=== Records supplied ===

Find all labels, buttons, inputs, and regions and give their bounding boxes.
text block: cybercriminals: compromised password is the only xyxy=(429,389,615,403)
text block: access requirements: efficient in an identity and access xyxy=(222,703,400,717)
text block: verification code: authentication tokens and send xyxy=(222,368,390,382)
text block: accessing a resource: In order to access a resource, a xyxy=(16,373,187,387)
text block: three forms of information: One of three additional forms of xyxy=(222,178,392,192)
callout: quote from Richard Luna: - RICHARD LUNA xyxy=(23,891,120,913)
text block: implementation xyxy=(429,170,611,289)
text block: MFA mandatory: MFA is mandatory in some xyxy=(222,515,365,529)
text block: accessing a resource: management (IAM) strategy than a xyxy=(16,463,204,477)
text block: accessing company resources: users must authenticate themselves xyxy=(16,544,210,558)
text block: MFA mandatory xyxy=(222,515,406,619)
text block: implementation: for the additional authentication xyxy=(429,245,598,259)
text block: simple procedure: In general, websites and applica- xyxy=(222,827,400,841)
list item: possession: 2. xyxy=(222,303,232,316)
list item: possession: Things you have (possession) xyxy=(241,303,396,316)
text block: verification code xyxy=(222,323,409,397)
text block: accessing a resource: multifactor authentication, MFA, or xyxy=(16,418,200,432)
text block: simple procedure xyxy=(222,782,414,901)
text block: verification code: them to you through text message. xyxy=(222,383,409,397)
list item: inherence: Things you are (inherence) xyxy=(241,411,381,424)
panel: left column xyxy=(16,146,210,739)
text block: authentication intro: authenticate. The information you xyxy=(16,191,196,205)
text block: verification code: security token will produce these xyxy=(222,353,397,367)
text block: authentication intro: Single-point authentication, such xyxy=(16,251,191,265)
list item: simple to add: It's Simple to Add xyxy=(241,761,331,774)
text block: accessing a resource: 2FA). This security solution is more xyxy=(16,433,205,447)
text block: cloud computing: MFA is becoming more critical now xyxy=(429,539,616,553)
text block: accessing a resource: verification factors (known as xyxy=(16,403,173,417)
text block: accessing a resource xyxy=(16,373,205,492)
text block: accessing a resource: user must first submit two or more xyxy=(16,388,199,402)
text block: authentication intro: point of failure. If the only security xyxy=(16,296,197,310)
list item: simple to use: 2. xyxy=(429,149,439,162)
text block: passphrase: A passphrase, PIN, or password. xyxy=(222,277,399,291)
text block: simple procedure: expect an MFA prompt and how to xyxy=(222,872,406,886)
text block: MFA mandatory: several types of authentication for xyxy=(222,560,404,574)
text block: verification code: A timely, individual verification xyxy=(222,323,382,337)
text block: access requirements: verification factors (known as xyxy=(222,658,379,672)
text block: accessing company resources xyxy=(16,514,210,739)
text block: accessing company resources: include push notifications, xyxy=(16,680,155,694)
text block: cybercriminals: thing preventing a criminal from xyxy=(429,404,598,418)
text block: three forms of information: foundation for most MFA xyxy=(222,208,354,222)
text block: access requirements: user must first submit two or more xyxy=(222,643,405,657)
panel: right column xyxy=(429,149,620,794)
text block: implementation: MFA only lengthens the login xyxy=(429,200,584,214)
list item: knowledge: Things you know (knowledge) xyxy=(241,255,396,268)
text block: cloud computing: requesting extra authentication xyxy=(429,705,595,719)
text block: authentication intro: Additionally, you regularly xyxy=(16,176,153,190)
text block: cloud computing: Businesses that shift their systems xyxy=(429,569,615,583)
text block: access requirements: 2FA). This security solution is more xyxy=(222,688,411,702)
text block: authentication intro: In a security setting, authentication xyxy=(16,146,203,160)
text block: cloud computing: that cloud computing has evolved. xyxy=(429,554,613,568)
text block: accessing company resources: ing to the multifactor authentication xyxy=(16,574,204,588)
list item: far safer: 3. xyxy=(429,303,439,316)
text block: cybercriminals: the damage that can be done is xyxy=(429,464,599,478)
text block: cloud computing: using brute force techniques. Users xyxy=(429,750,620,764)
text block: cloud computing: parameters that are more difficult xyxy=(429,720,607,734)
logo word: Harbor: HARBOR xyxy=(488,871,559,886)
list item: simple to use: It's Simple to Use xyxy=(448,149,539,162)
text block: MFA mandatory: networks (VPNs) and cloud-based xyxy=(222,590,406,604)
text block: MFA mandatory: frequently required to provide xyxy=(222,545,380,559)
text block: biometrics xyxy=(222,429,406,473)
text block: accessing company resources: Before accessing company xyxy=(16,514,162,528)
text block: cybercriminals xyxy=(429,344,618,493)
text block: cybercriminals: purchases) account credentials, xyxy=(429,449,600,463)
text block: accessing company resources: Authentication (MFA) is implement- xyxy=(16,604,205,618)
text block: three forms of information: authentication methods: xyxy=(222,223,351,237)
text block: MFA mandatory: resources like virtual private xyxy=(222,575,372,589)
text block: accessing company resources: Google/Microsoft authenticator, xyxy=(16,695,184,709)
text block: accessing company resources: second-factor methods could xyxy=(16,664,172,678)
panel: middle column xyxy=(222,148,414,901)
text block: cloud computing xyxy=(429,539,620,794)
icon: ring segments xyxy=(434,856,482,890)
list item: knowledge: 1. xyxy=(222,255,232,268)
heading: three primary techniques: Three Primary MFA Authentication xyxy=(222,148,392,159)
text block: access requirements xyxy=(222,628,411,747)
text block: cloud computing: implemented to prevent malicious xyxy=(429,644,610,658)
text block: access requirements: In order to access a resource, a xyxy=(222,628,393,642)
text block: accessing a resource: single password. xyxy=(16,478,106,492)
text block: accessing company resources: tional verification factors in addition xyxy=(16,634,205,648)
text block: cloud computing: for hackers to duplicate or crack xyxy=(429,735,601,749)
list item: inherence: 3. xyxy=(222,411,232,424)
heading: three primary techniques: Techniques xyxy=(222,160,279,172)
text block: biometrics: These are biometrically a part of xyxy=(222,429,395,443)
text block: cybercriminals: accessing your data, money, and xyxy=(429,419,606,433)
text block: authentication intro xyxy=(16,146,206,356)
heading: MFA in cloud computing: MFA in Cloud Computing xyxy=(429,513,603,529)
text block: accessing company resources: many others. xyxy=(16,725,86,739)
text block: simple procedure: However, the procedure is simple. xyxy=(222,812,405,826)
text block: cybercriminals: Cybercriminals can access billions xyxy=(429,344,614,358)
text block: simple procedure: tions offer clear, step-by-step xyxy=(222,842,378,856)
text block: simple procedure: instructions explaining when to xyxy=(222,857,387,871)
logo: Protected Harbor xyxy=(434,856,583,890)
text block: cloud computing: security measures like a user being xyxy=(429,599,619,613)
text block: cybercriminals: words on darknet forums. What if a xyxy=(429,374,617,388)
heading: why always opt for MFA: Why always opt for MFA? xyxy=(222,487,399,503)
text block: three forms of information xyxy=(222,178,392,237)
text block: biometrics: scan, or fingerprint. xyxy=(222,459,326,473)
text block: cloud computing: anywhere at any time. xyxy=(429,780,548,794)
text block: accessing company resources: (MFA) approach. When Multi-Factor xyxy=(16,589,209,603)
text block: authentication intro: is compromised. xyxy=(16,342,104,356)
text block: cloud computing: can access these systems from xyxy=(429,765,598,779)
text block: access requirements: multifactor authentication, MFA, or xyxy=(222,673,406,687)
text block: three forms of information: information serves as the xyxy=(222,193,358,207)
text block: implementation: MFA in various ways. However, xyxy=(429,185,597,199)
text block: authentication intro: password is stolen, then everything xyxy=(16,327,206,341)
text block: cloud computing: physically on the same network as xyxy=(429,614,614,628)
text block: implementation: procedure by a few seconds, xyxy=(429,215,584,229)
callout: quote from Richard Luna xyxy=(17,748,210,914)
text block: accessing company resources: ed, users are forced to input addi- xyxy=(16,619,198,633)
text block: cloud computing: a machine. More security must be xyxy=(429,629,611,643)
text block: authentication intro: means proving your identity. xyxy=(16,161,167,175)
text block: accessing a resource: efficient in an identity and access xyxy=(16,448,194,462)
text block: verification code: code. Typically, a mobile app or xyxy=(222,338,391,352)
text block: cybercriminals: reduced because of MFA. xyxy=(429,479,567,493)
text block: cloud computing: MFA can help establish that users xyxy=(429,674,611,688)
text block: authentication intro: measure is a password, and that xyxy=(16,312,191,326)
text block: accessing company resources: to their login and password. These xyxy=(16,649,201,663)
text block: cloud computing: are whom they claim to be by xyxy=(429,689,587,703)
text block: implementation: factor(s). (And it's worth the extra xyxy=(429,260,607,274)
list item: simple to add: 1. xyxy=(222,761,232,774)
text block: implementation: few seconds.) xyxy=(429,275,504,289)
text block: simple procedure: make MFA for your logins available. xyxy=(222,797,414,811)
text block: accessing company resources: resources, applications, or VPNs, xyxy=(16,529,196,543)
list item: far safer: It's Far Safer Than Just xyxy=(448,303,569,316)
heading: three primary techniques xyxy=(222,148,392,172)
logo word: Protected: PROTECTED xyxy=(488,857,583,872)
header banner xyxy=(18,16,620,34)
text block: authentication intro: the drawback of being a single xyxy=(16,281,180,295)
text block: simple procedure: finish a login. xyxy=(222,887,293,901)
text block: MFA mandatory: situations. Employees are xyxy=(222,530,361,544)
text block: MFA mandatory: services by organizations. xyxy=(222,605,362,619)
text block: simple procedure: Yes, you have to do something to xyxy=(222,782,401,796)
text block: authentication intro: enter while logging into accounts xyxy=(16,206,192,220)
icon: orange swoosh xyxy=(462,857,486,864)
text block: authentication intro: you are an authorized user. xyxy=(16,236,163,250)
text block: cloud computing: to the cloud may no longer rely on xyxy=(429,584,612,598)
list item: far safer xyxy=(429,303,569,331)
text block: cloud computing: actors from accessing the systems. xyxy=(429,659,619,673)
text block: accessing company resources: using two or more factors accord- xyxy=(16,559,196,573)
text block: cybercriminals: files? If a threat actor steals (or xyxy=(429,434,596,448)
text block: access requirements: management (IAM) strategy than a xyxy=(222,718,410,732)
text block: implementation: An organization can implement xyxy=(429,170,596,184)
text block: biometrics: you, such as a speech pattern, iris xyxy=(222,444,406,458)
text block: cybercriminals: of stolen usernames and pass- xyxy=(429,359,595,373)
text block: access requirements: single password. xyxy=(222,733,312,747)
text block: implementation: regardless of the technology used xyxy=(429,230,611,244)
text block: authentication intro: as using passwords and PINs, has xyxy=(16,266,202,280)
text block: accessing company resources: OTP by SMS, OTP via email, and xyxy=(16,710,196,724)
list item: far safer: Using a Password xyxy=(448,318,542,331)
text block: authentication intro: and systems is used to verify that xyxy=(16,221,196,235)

===

Return, unchanged, the stretch of the listing from its first line through the line containing "text block: cloud computing: MFA is", with both of those lines included.

Find all labels, buttons, inputs, and regions and give their bounding boxes.
text block: cybercriminals: compromised password is the only xyxy=(429,389,615,403)
text block: access requirements: efficient in an identity and access xyxy=(222,703,400,717)
text block: verification code: authentication tokens and send xyxy=(222,368,390,382)
text block: accessing a resource: In order to access a resource, a xyxy=(16,373,187,387)
text block: three forms of information: One of three additional forms of xyxy=(222,178,392,192)
callout: quote from Richard Luna: - RICHARD LUNA xyxy=(23,891,120,913)
text block: implementation xyxy=(429,170,611,289)
text block: MFA mandatory: MFA is mandatory in some xyxy=(222,515,365,529)
text block: accessing a resource: management (IAM) strategy than a xyxy=(16,463,204,477)
text block: accessing company resources: users must authenticate themselves xyxy=(16,544,210,558)
text block: MFA mandatory xyxy=(222,515,406,619)
text block: implementation: for the additional authentication xyxy=(429,245,598,259)
text block: simple procedure: In general, websites and applica- xyxy=(222,827,400,841)
list item: possession: 2. xyxy=(222,303,232,316)
list item: possession: Things you have (possession) xyxy=(241,303,396,316)
text block: verification code xyxy=(222,323,409,397)
text block: accessing a resource: multifactor authentication, MFA, or xyxy=(16,418,200,432)
text block: simple procedure xyxy=(222,782,414,901)
text block: verification code: them to you through text message. xyxy=(222,383,409,397)
list item: inherence: Things you are (inherence) xyxy=(241,411,381,424)
panel: left column xyxy=(16,146,210,739)
text block: authentication intro: authenticate. The information you xyxy=(16,191,196,205)
text block: verification code: security token will produce these xyxy=(222,353,397,367)
text block: authentication intro: Single-point authentication, such xyxy=(16,251,191,265)
list item: simple to add: It's Simple to Add xyxy=(241,761,331,774)
text block: accessing a resource: 2FA). This security solution is more xyxy=(16,433,205,447)
text block: cloud computing: MFA is becoming more critical now xyxy=(429,539,616,553)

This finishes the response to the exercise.